◆ BRIEF: Below are some entries; can you quote all of them exactly?

>> START GIVEN DATA

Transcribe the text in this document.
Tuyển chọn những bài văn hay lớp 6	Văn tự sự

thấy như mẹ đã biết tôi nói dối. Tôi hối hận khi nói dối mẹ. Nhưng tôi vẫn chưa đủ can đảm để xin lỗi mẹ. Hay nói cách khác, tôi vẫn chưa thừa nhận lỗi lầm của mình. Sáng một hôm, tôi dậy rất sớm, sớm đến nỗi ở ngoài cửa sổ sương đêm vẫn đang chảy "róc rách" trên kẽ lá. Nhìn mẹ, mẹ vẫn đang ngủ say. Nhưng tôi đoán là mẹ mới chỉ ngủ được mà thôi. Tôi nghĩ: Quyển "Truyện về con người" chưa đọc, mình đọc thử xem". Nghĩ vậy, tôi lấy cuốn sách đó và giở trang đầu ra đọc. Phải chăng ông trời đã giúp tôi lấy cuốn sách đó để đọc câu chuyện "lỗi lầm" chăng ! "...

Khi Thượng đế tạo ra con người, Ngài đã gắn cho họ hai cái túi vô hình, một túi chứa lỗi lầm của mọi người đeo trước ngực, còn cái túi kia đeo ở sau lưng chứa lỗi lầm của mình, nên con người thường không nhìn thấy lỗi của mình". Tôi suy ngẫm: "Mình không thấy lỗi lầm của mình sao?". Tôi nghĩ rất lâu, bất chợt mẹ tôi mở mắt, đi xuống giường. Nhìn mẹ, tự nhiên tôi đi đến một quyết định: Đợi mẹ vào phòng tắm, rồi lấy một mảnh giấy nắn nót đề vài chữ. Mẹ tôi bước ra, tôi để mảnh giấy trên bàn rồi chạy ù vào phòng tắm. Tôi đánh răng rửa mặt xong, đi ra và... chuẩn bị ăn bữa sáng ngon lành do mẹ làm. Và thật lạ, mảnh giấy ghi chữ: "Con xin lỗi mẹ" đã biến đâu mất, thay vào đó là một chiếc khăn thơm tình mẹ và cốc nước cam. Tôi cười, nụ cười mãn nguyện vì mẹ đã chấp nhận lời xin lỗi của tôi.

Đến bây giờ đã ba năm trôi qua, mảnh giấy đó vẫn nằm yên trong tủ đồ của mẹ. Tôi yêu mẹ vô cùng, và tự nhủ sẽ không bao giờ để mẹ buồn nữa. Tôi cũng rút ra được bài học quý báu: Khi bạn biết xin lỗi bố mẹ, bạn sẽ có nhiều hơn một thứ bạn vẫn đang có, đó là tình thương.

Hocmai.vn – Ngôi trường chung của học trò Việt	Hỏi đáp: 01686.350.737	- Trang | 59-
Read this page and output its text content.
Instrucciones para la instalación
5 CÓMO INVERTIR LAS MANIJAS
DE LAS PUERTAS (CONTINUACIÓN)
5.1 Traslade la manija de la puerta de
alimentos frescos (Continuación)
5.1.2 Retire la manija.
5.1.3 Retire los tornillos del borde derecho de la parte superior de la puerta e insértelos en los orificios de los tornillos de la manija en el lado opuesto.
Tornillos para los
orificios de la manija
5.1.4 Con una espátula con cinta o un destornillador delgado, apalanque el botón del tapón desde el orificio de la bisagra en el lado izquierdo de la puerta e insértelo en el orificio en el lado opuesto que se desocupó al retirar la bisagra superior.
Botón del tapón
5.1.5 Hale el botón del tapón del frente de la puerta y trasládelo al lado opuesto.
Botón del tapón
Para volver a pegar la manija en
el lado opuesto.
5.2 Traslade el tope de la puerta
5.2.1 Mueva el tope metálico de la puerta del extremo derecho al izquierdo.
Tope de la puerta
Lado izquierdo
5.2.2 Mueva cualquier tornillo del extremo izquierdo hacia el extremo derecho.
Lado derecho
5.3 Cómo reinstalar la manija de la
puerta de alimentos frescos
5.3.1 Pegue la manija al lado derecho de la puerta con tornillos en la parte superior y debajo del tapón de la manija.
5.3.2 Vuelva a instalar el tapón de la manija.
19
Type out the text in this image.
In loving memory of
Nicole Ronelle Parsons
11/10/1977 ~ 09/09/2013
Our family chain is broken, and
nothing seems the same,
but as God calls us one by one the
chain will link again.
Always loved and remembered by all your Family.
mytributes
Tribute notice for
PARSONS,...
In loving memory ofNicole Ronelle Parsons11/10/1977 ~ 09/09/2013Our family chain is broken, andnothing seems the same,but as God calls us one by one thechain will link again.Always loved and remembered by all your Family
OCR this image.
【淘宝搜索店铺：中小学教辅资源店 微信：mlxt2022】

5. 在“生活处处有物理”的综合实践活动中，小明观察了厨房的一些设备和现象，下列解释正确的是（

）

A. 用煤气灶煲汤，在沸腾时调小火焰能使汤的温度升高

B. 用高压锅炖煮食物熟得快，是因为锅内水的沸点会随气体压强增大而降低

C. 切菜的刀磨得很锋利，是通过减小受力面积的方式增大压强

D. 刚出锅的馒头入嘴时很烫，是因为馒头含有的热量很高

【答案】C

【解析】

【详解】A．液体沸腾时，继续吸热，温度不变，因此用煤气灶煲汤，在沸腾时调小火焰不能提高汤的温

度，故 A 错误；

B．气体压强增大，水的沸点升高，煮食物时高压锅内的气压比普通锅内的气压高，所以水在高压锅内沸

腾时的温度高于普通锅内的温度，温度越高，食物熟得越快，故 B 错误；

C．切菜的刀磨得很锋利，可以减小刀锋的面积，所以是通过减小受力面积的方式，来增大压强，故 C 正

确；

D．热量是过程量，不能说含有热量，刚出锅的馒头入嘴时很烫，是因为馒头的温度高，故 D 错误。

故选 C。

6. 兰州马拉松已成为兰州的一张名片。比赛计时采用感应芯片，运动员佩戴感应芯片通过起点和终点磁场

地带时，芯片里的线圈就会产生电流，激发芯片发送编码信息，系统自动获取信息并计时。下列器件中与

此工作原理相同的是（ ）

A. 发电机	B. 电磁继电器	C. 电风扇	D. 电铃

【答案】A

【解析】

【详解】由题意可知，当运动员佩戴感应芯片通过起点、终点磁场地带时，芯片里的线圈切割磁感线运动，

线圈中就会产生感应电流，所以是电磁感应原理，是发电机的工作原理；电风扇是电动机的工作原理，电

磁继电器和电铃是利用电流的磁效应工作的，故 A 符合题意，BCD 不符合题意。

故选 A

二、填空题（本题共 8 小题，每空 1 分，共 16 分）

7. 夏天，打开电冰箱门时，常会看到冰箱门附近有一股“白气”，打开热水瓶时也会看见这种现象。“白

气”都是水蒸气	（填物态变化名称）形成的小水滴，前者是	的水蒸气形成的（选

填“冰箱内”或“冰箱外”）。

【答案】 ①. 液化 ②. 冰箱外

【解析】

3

>> END GIVEN DATA

◆ TASK OUTPUT:
Transcribe the text in this document.
Tuyển chọn những bài văn hay lớp 6	Văn tự sự

thấy như mẹ đã biết tôi nói dối. Tôi hối hận khi nói dối mẹ. Nhưng tôi vẫn chưa đủ can đảm để xin lỗi mẹ. Hay nói cách khác, tôi vẫn chưa thừa nhận lỗi lầm của mình. Sáng một hôm, tôi dậy rất sớm, sớm đến nỗi ở ngoài cửa sổ sương đêm vẫn đang chảy "róc rách" trên kẽ lá. Nhìn mẹ, mẹ vẫn đang ngủ say. Nhưng tôi đoán là mẹ mới chỉ ngủ được mà thôi. Tôi nghĩ: Quyển "Truyện về con người" chưa đọc, mình đọc thử xem". Nghĩ vậy, tôi lấy cuốn sách đó và giở trang đầu ra đọc. Phải chăng ông trời đã giúp tôi lấy cuốn sách đó để đọc câu chuyện "lỗi lầm" chăng ! "...

Khi Thượng đế tạo ra con người, Ngài đã gắn cho họ hai cái túi vô hình, một túi chứa lỗi lầm của mọi người đeo trước ngực, còn cái túi kia đeo ở sau lưng chứa lỗi lầm của mình, nên con người thường không nhìn thấy lỗi của mình". Tôi suy ngẫm: "Mình không thấy lỗi lầm của mình sao?". Tôi nghĩ rất lâu, bất chợt mẹ tôi mở mắt, đi xuống giường. Nhìn mẹ, tự nhiên tôi đi đến một quyết định: Đợi mẹ vào phòng tắm, rồi lấy một mảnh giấy nắn nót đề vài chữ. Mẹ tôi bước ra, tôi để mảnh giấy trên bàn rồi chạy ù vào phòng tắm. Tôi đánh răng rửa mặt xong, đi ra và... chuẩn bị ăn bữa sáng ngon lành do mẹ làm. Và thật lạ, mảnh giấy ghi chữ: "Con xin lỗi mẹ" đã biến đâu mất, thay vào đó là một chiếc khăn thơm tình mẹ và cốc nước cam. Tôi cười, nụ cười mãn nguyện vì mẹ đã chấp nhận lời xin lỗi của tôi.

Đến bây giờ đã ba năm trôi qua, mảnh giấy đó vẫn nằm yên trong tủ đồ của mẹ. Tôi yêu mẹ vô cùng, và tự nhủ sẽ không bao giờ để mẹ buồn nữa. Tôi cũng rút ra được bài học quý báu: Khi bạn biết xin lỗi bố mẹ, bạn sẽ có nhiều hơn một thứ bạn vẫn đang có, đó là tình thương.

Hocmai.vn – Ngôi trường chung của học trò Việt	Hỏi đáp: 01686.350.737	- Trang | 59-
Read this page and output its text content.
Instrucciones para la instalación
5 CÓMO INVERTIR LAS MANIJAS
DE LAS PUERTAS (CONTINUACIÓN)
5.1 Traslade la manija de la puerta de
alimentos frescos (Continuación)
5.1.2 Retire la manija.
5.1.3 Retire los tornillos del borde derecho de la parte superior de la puerta e insértelos en los orificios de los tornillos de la manija en el lado opuesto.
Tornillos para los
orificios de la manija
5.1.4 Con una espátula con cinta o un destornillador delgado, apalanque el botón del tapón desde el orificio de la bisagra en el lado izquierdo de la puerta e insértelo en el orificio en el lado opuesto que se desocupó al retirar la bisagra superior.
Botón del tapón
5.1.5 Hale el botón del tapón del frente de la puerta y trasládelo al lado opuesto.
Botón del tapón
Para volver a pegar la manija en
el lado opuesto.
5.2 Traslade el tope de la puerta
5.2.1 Mueva el tope metálico de la puerta del extremo derecho al izquierdo.
Tope de la puerta
Lado izquierdo
5.2.2 Mueva cualquier tornillo del extremo izquierdo hacia el extremo derecho.
Lado derecho
5.3 Cómo reinstalar la manija de la
puerta de alimentos frescos
5.3.1 Pegue la manija al lado derecho de la puerta con tornillos en la parte superior y debajo del tapón de la manija.
5.3.2 Vuelva a instalar el tapón de la manija.
19
Type out the text in this image.
In loving memory of
Nicole Ronelle Parsons
11/10/1977 ~ 09/09/2013
Our family chain is broken, and
nothing seems the same,
but as God calls us one by one the
chain will link again.
Always loved and remembered by all your Family.
mytributes
Tribute notice for
PARSONS,...
In loving memory ofNicole Ronelle Parsons11/10/1977 ~ 09/09/2013Our family chain is broken, andnothing seems the same,but as God calls us one by one thechain will link again.Always loved and remembered by all your Family
OCR this image.
【淘宝搜索店铺：中小学教辅资源店 微信：mlxt2022】

5. 在“生活处处有物理”的综合实践活动中，小明观察了厨房的一些设备和现象，下列解释正确的是（

）

A. 用煤气灶煲汤，在沸腾时调小火焰能使汤的温度升高

B. 用高压锅炖煮食物熟得快，是因为锅内水的沸点会随气体压强增大而降低

C. 切菜的刀磨得很锋利，是通过减小受力面积的方式增大压强

D. 刚出锅的馒头入嘴时很烫，是因为馒头含有的热量很高

【答案】C

【解析】

【详解】A．液体沸腾时，继续吸热，温度不变，因此用煤气灶煲汤，在沸腾时调小火焰不能提高汤的温

度，故 A 错误；

B．气体压强增大，水的沸点升高，煮食物时高压锅内的气压比普通锅内的气压高，所以水在高压锅内沸

腾时的温度高于普通锅内的温度，温度越高，食物熟得越快，故 B 错误；

C．切菜的刀磨得很锋利，可以减小刀锋的面积，所以是通过减小受力面积的方式，来增大压强，故 C 正

确；

D．热量是过程量，不能说含有热量，刚出锅的馒头入嘴时很烫，是因为馒头的温度高，故 D 错误。

故选 C。

6. 兰州马拉松已成为兰州的一张名片。比赛计时采用感应芯片，运动员佩戴感应芯片通过起点和终点磁场

地带时，芯片里的线圈就会产生电流，激发芯片发送编码信息，系统自动获取信息并计时。下列器件中与

此工作原理相同的是（ ）

A. 发电机	B. 电磁继电器	C. 电风扇	D. 电铃

【答案】A

【解析】

【详解】由题意可知，当运动员佩戴感应芯片通过起点、终点磁场地带时，芯片里的线圈切割磁感线运动，

线圈中就会产生感应电流，所以是电磁感应原理，是发电机的工作原理；电风扇是电动机的工作原理，电

磁继电器和电铃是利用电流的磁效应工作的，故 A 符合题意，BCD 不符合题意。

故选 A

二、填空题（本题共 8 小题，每空 1 分，共 16 分）

7. 夏天，打开电冰箱门时，常会看到冰箱门附近有一股“白气”，打开热水瓶时也会看见这种现象。“白

气”都是水蒸气	（填物态变化名称）形成的小水滴，前者是	的水蒸气形成的（选

填“冰箱内”或“冰箱外”）。

【答案】 ①. 液化 ②. 冰箱外

【解析】

3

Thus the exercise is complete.